• Required task: Each line of the material below that holds the word "приема" needs to be copied.

Stored entries
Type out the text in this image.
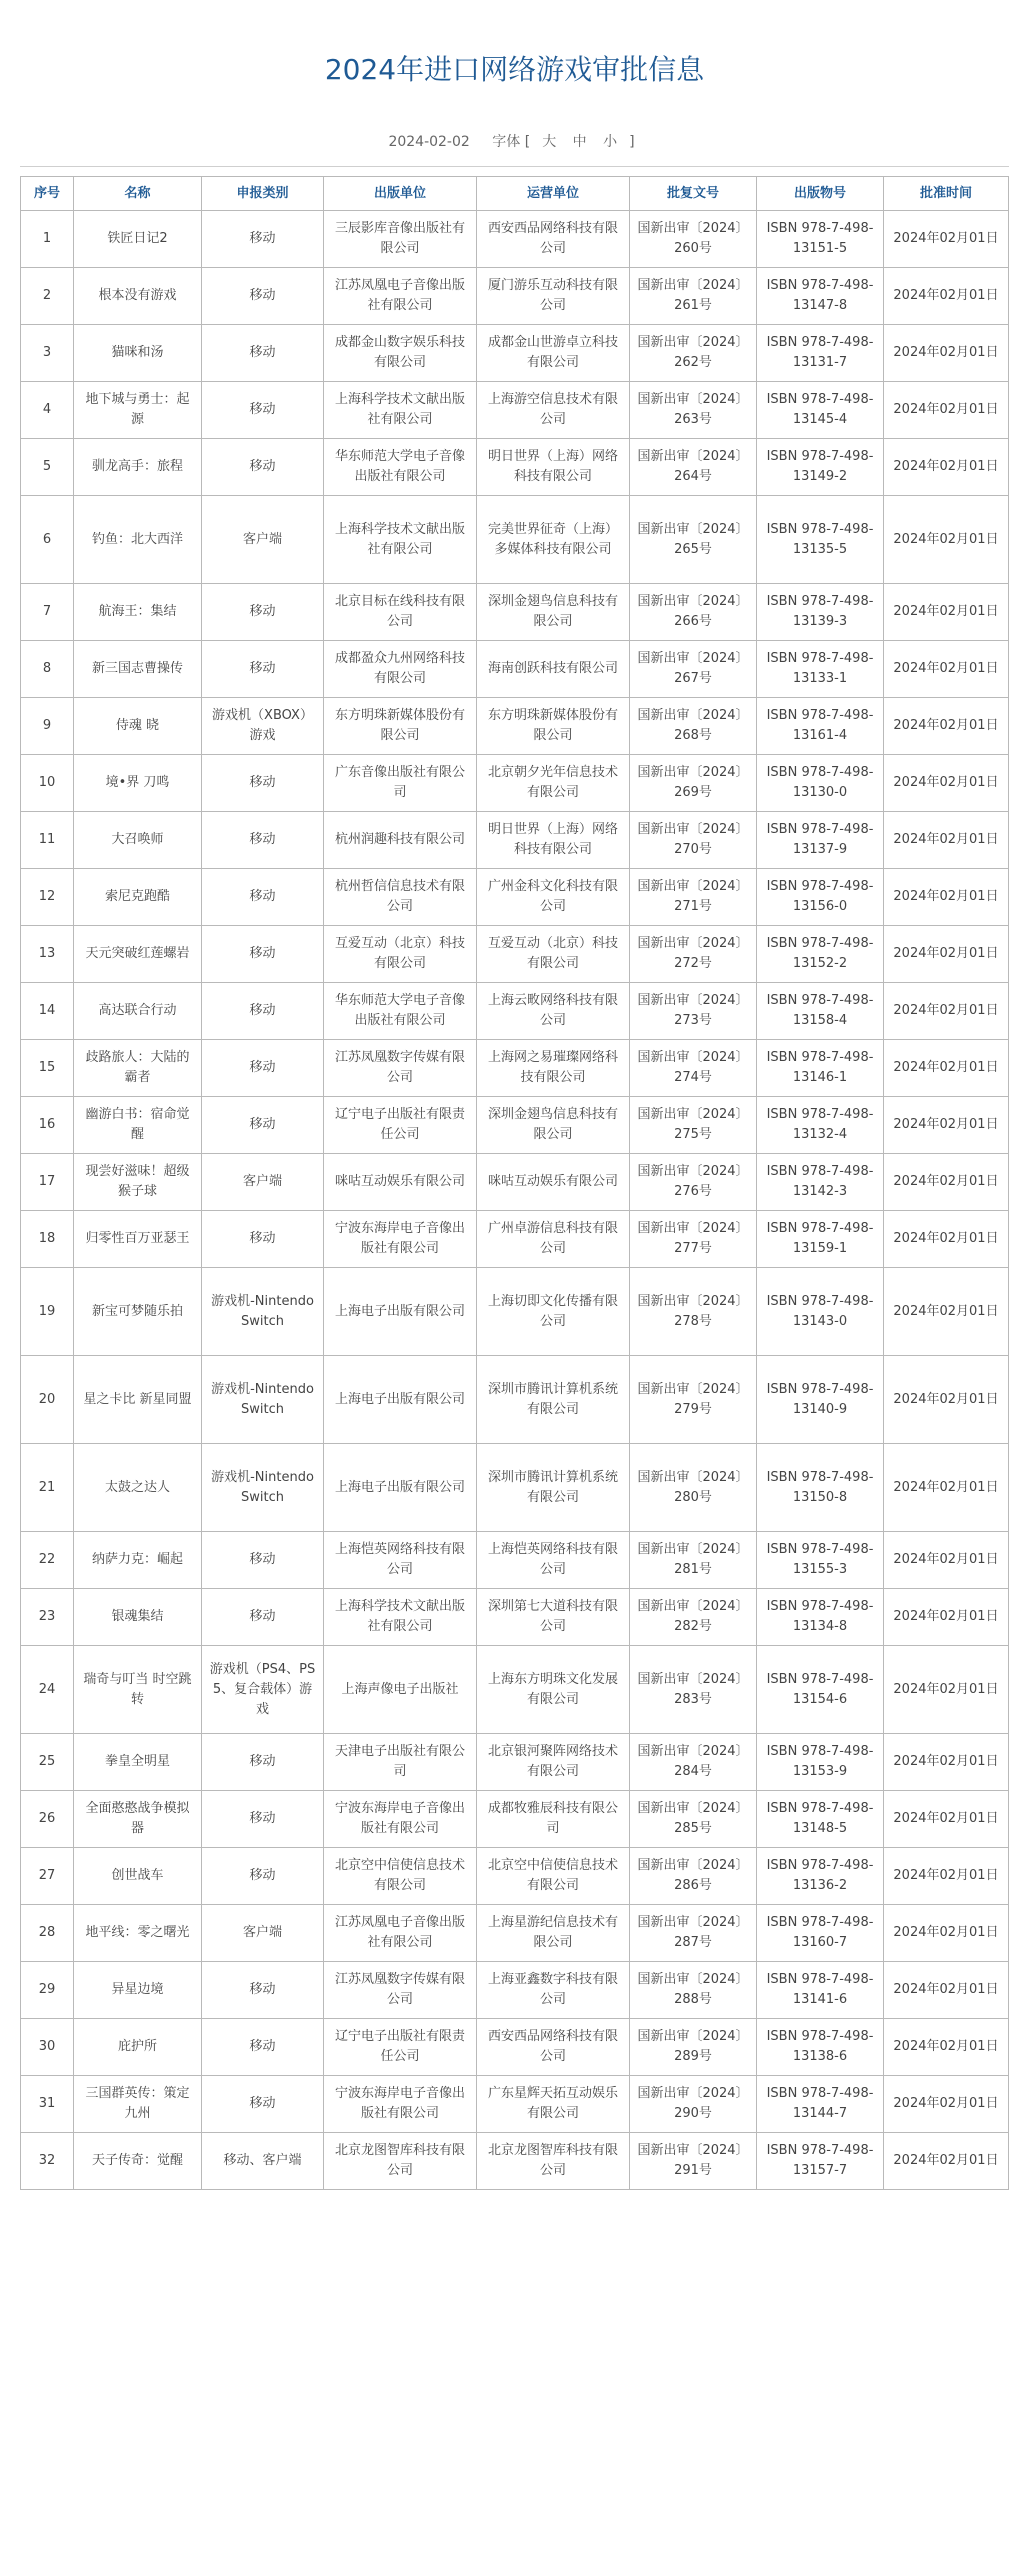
2024年进口网络游戏审批信息
2024-02-02 字体 [ 大 中 小 ]
序号	名称	申报类别	出版单位	运营单位	批复文号	出版物号	批准时间
1	铁匠日记2	移动	三辰影库音像出版社有限公司	西安西品网络科技有限公司	国新出审〔2024〕260号	ISBN 978-7-498-13151-5	2024年02月01日
2	根本没有游戏	移动	江苏凤凰电子音像出版社有限公司	厦门游乐互动科技有限公司	国新出审〔2024〕261号	ISBN 978-7-498-13147-8	2024年02月01日
3	猫咪和汤	移动	成都金山数字娱乐科技有限公司	成都金山世游卓立科技有限公司	国新出审〔2024〕262号	ISBN 978-7-498-13131-7	2024年02月01日
4	地下城与勇士：起源	移动	上海科学技术文献出版社有限公司	上海游空信息技术有限公司	国新出审〔2024〕263号	ISBN 978-7-498-13145-4	2024年02月01日
5	驯龙高手：旅程	移动	华东师范大学电子音像出版社有限公司	明日世界（上海）网络科技有限公司	国新出审〔2024〕264号	ISBN 978-7-498-13149-2	2024年02月01日
6	钓鱼：北大西洋	客户端	上海科学技术文献出版社有限公司	完美世界征奇（上海）多媒体科技有限公司	国新出审〔2024〕265号	ISBN 978-7-498-13135-5	2024年02月01日
7	航海王：集结	移动	北京目标在线科技有限公司	深圳金翅鸟信息科技有限公司	国新出审〔2024〕266号	ISBN 978-7-498-13139-3	2024年02月01日
8	新三国志曹操传	移动	成都盈众九州网络科技有限公司	海南创跃科技有限公司	国新出审〔2024〕267号	ISBN 978-7-498-13133-1	2024年02月01日
9	侍魂 晓	游戏机（XBOX）游戏	东方明珠新媒体股份有限公司	东方明珠新媒体股份有限公司	国新出审〔2024〕268号	ISBN 978-7-498-13161-4	2024年02月01日
10	境•界 刀鸣	移动	广东音像出版社有限公司	北京朝夕光年信息技术有限公司	国新出审〔2024〕269号	ISBN 978-7-498-13130-0	2024年02月01日
11	大召唤师	移动	杭州润趣科技有限公司	明日世界（上海）网络科技有限公司	国新出审〔2024〕270号	ISBN 978-7-498-13137-9	2024年02月01日
12	索尼克跑酷	移动	杭州哲信信息技术有限公司	广州金科文化科技有限公司	国新出审〔2024〕271号	ISBN 978-7-498-13156-0	2024年02月01日
13	天元突破红莲螺岩	移动	互爱互动（北京）科技有限公司	互爱互动（北京）科技有限公司	国新出审〔2024〕272号	ISBN 978-7-498-13152-2	2024年02月01日
14	高达联合行动	移动	华东师范大学电子音像出版社有限公司	上海云畋网络科技有限公司	国新出审〔2024〕273号	ISBN 978-7-498-13158-4	2024年02月01日
15	歧路旅人：大陆的霸者	移动	江苏凤凰数字传媒有限公司	上海网之易璀璨网络科技有限公司	国新出审〔2024〕274号	ISBN 978-7-498-13146-1	2024年02月01日
16	幽游白书：宿命觉醒	移动	辽宁电子出版社有限责任公司	深圳金翅鸟信息科技有限公司	国新出审〔2024〕275号	ISBN 978-7-498-13132-4	2024年02月01日
17	现尝好滋味！超级猴子球	客户端	咪咕互动娱乐有限公司	咪咕互动娱乐有限公司	国新出审〔2024〕276号	ISBN 978-7-498-13142-3	2024年02月01日
18	归零性百万亚瑟王	移动	宁波东海岸电子音像出版社有限公司	广州卓游信息科技有限公司	国新出审〔2024〕277号	ISBN 978-7-498-13159-1	2024年02月01日
19	新宝可梦随乐拍	游戏机-Nintendo Switch	上海电子出版有限公司	上海切即文化传播有限公司	国新出审〔2024〕278号	ISBN 978-7-498-13143-0	2024年02月01日
20	星之卡比 新星同盟	游戏机-Nintendo Switch	上海电子出版有限公司	深圳市腾讯计算机系统有限公司	国新出审〔2024〕279号	ISBN 978-7-498-13140-9	2024年02月01日
21	太鼓之达人	游戏机-Nintendo Switch	上海电子出版有限公司	深圳市腾讯计算机系统有限公司	国新出审〔2024〕280号	ISBN 978-7-498-13150-8	2024年02月01日
22	纳萨力克：崛起	移动	上海恺英网络科技有限公司	上海恺英网络科技有限公司	国新出审〔2024〕281号	ISBN 978-7-498-13155-3	2024年02月01日
23	银魂集结	移动	上海科学技术文献出版社有限公司	深圳第七大道科技有限公司	国新出审〔2024〕282号	ISBN 978-7-498-13134-8	2024年02月01日
24	瑞奇与叮当 时空跳转	游戏机（PS4、PS5、复合载体）游戏	上海声像电子出版社	上海东方明珠文化发展有限公司	国新出审〔2024〕283号	ISBN 978-7-498-13154-6	2024年02月01日
25	拳皇全明星	移动	天津电子出版社有限公司	北京银河聚阵网络技术有限公司	国新出审〔2024〕284号	ISBN 978-7-498-13153-9	2024年02月01日
26	全面憨憨战争模拟器	移动	宁波东海岸电子音像出版社有限公司	成都牧雅辰科技有限公司	国新出审〔2024〕285号	ISBN 978-7-498-13148-5	2024年02月01日
27	创世战车	移动	北京空中信使信息技术有限公司	北京空中信使信息技术有限公司	国新出审〔2024〕286号	ISBN 978-7-498-13136-2	2024年02月01日
28	地平线：零之曙光	客户端	江苏凤凰电子音像出版社有限公司	上海星游纪信息技术有限公司	国新出审〔2024〕287号	ISBN 978-7-498-13160-7	2024年02月01日
29	异星边境	移动	江苏凤凰数字传媒有限公司	上海亚鑫数字科技有限公司	国新出审〔2024〕288号	ISBN 978-7-498-13141-6	2024年02月01日
30	庇护所	移动	辽宁电子出版社有限责任公司	西安西品网络科技有限公司	国新出审〔2024〕289号	ISBN 978-7-498-13138-6	2024年02月01日
31	三国群英传：策定九州	移动	宁波东海岸电子音像出版社有限公司	广东星辉天拓互动娱乐有限公司	国新出审〔2024〕290号	ISBN 978-7-498-13144-7	2024年02月01日
32	天子传奇：觉醒	移动、客户端	北京龙图智库科技有限公司	北京龙图智库科技有限公司	国新出审〔2024〕291号	ISBN 978-7-498-13157-7	2024年02月01日
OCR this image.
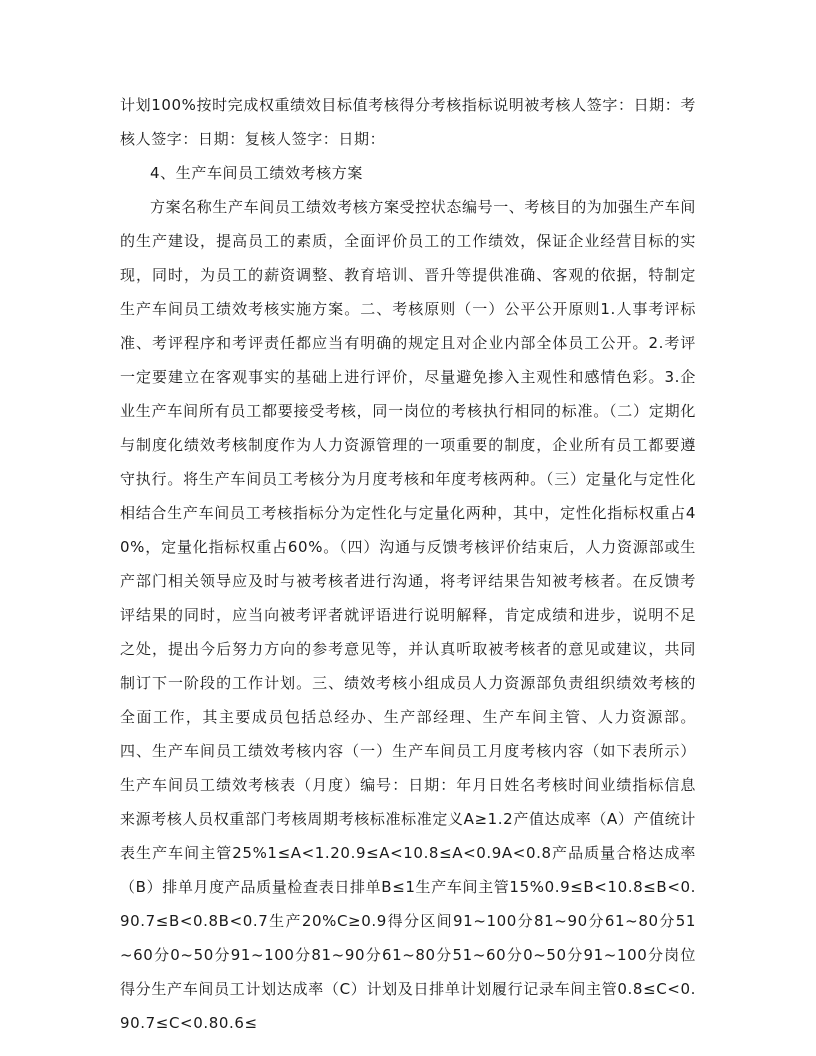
计划100%按时完成权重绩效目标值考核得分考核指标说明被考核人签字：日期：考核人签字：日期：复核人签字：日期：

4、生产车间员工绩效考核方案

方案名称生产车间员工绩效考核方案受控状态编号一、考核目的为加强生产车间的生产建设，提高员工的素质，全面评价员工的工作绩效，保证企业经营目标的实现，同时，为员工的薪资调整、教育培训、晋升等提供准确、客观的依据，特制定生产车间员工绩效考核实施方案。二、考核原则（一）公平公开原则1.人事考评标准、考评程序和考评责任都应当有明确的规定且对企业内部全体员工公开。2.考评一定要建立在客观事实的基础上进行评价，尽量避免掺入主观性和感情色彩。3.企业生产车间所有员工都要接受考核，同一岗位的考核执行相同的标准。（二）定期化与制度化绩效考核制度作为人力资源管理的一项重要的制度，企业所有员工都要遵守执行。将生产车间员工考核分为月度考核和年度考核两种。（三）定量化与定性化相结合生产车间员工考核指标分为定性化与定量化两种，其中，定性化指标权重占40%，定量化指标权重占60%。（四）沟通与反馈考核评价结束后，人力资源部或生产部门相关领导应及时与被考核者进行沟通，将考评结果告知被考核者。在反馈考评结果的同时，应当向被考评者就评语进行说明解释，肯定成绩和进步，说明不足之处，提出今后努力方向的参考意见等，并认真听取被考核者的意见或建议，共同制订下一阶段的工作计划。三、绩效考核小组成员人力资源部负责组织绩效考核的全面工作，其主要成员包括总经办、生产部经理、生产车间主管、人力资源部。四、生产车间员工绩效考核内容（一）生产车间员工月度考核内容（如下表所示）生产车间员工绩效考核表（月度）编号：日期：年月日姓名考核时间业绩指标信息来源考核人员权重部门考核周期考核标准标准定义A≥1.2产值达成率（A）产值统计表生产车间主管25%1≤A<1.20.9≤A<10.8≤A<0.9A<0.8产品质量合格达成率（B）排单月度产品质量检查表日排单B≤1生产车间主管15%0.9≤B<10.8≤B<0.90.7≤B<0.8B<0.7生产20%C≥0.9得分区间91~100分81~90分61~80分51~60分0~50分91~100分81~90分61~80分51~60分0~50分91~100分岗位得分生产车间员工计划达成率（C）计划及日排单计划履行记录车间主管0.8≤C<0.90.7≤C<0.80.6≤
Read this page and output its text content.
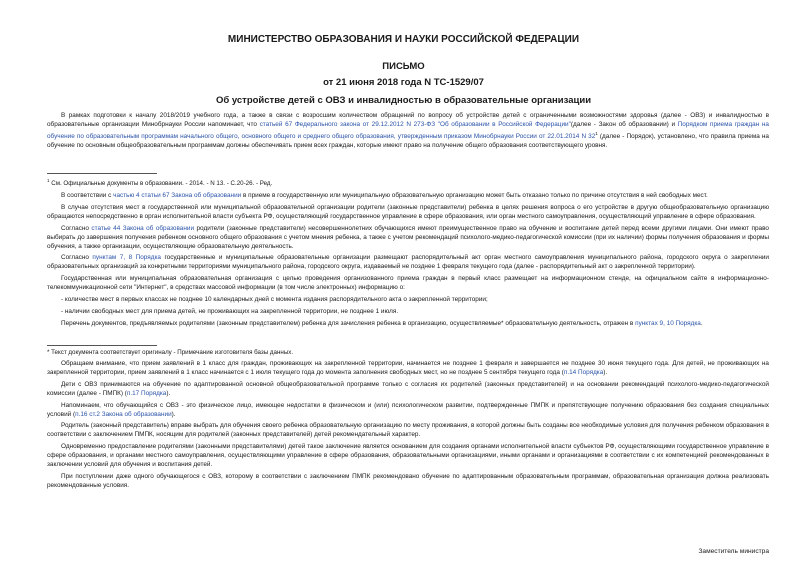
МИНИСТЕРСТВО ОБРАЗОВАНИЯ И НАУКИ РОССИЙСКОЙ ФЕДЕРАЦИИ
ПИСЬМО
от 21 июня 2018 года N ТС-1529/07
Об устройстве детей с ОВЗ и инвалидностью в образовательные организации

В рамках подготовки к началу 2018/2019 учебного года, а также в связи с возросшим количеством обращений по вопросу об устройстве детей с ограниченными возможностями здоровья (далее - ОВЗ) и инвалидностью в образовательные организации Минобрнауки России напоминает, что статьей 67 Федерального закона от 29.12.2012 N 273-ФЗ "Об образовании в Российской Федерации"(далее - Закон об образовании) и Порядком приема граждан на обучение по образовательным программам начального общего, основного общего и среднего общего образования, утвержденным приказом Минобрнауки России от 22.01.2014 N $32^1$ (далее - Порядок), установлено, что правила приема на обучение по основным общеобразовательным программам должны обеспечивать прием всех граждан, которые имеют право на получение общего образования соответствующего уровня.

$^1$ См. Официальные документы в образовании. - 2014. - N 13. - С.20-26. - Ред.

В соответствии с частью 4 статьи 67 Закона об образовании в приеме в государственную или муниципальную образовательную организацию может быть отказано только по причине отсутствия в ней свободных мест.

В случае отсутствия мест в государственной или муниципальной образовательной организации родители (законные представители) ребенка в целях решения вопроса о его устройстве в другую общеобразовательную организацию обращаются непосредственно в орган исполнительной власти субъекта РФ, осуществляющий государственное управление в сфере образования, или орган местного самоуправления, осуществляющий управление в сфере образования.

Согласно статье 44 Закона об образовании родители (законные представители) несовершеннолетних обучающихся имеют преимущественное право на обучение и воспитание детей перед всеми другими лицами. Они имеют право выбирать до завершения получения ребенком основного общего образования с учетом мнения ребенка, а также с учетом рекомендаций психолого-медико-педагогической комиссии (при их наличии) формы получения образования и формы обучения, а также организации, осуществляющие образовательную деятельность.

Согласно пунктам 7, 8 Порядка государственные и муниципальные образовательные организации размещают распорядительный акт орган местного самоуправления муниципального района, городского округа о закреплении образовательных организаций за конкретными территориями муниципального района, городского округа, издаваемый не позднее 1 февраля текущего года (далее - распорядительный акт о закрепленной территории).

Государственная или муниципальная образовательная организация с целью проведения организованного приема граждан в первый класс размещает на информационном стенде, на официальном сайте в информационно-телекоммуникационной сети "Интернет", в средствах массовой информации (в том числе электронных) информацию о:

- количестве мест в первых классах не позднее 10 календарных дней с момента издания распорядительного акта о закрепленной территории;

- наличии свободных мест для приема детей, не проживающих на закрепленной территории, не позднее 1 июля.

Перечень документов, предъявляемых родителями (законным представителем) ребенка для зачисления ребенка в организацию, осуществляемые* образовательную деятельность, отражен в пунктах 9, 10 Порядка.

* Текст документа соответствует оригиналу - Примечание изготовителя базы данных.

Обращаем внимание, что прием заявлений в 1 класс для граждан, проживающих на закрепленной территории, начинается не позднее 1 февраля и завершается не позднее 30 июня текущего года. Для детей, не проживающих на закрепленной территории, прием заявлений в 1 класс начинается с 1 июля текущего года до момента заполнения свободных мест, но не позднее 5 сентября текущего года (п.14 Порядка).

Дети с ОВЗ принимаются на обучение по адаптированной основной общеобразовательной программе только с согласия их родителей (законных представителей) и на основании рекомендаций психолого-медико-педагогической комиссии (далее - ПМПК) (п.17 Порядка).

Напоминаем, что обучающийся с ОВЗ - это физическое лицо, имеющее недостатки в физическом и (или) психологическом развитии, подтвержденные ПМПК и препятствующие получению образования без создания специальных условий (п.16 ст.2 Закона об образовании).

Родитель (законный представитель) вправе выбрать для обучения своего ребенка образовательную организацию по месту проживания, в которой должны быть созданы все необходимые условия для получения ребенком образования в соответствии с заключением ПМПК, носящим для родителей (законных представителей) детей рекомендательный характер.

Одновременно предоставление родителями (законными представителями) детей такое заключение является основанием для создания органами исполнительной власти субъектов РФ, осуществляющими государственное управление в сфере образования, и органами местного самоуправления, осуществляющими управление в сфере образования, образовательными организациями, иными органами и организациями в соответствии с их компетенцией рекомендованных в заключении условий для обучения и воспитания детей.

При поступлении даже одного обучающегося с ОВЗ, которому в соответствии с заключением ПМПК рекомендовано обучение по адаптированным образовательным программам, образовательная организация должна реализовать рекомендованные условия.

Заместитель министра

• Task answer:
В рамках подготовки к началу 2018/2019 учебного года, а также в связи с возросшим количеством обращений по вопросу об устройстве детей с ограниченными возможностями здоровья (далее - ОВЗ) и инвалидностью в образовательные организации Минобрнауки России напоминает, что статьей 67 Федерального закона от 29.12.2012 N 273-ФЗ "Об образовании в Российской Федерации"(далее - Закон об образовании) и Порядком приема граждан на обучение по образовательным программам начального общего, основного общего и среднего общего образования, утвержденным приказом Минобрнауки России от 22.01.2014 N $32^1$ (далее - Порядок), установлено, что правила приема на обучение по основным общеобразовательным программам должны обеспечивать прием всех граждан, которые имеют право на получение общего образования соответствующего уровня.
Государственная или муниципальная образовательная организация с целью проведения организованного приема граждан в первый класс размещает на информационном стенде, на официальном сайте в информационно-телекоммуникационной сети "Интернет", в средствах массовой информации (в том числе электронных) информацию о:
- наличии свободных мест для приема детей, не проживающих на закрепленной территории, не позднее 1 июля.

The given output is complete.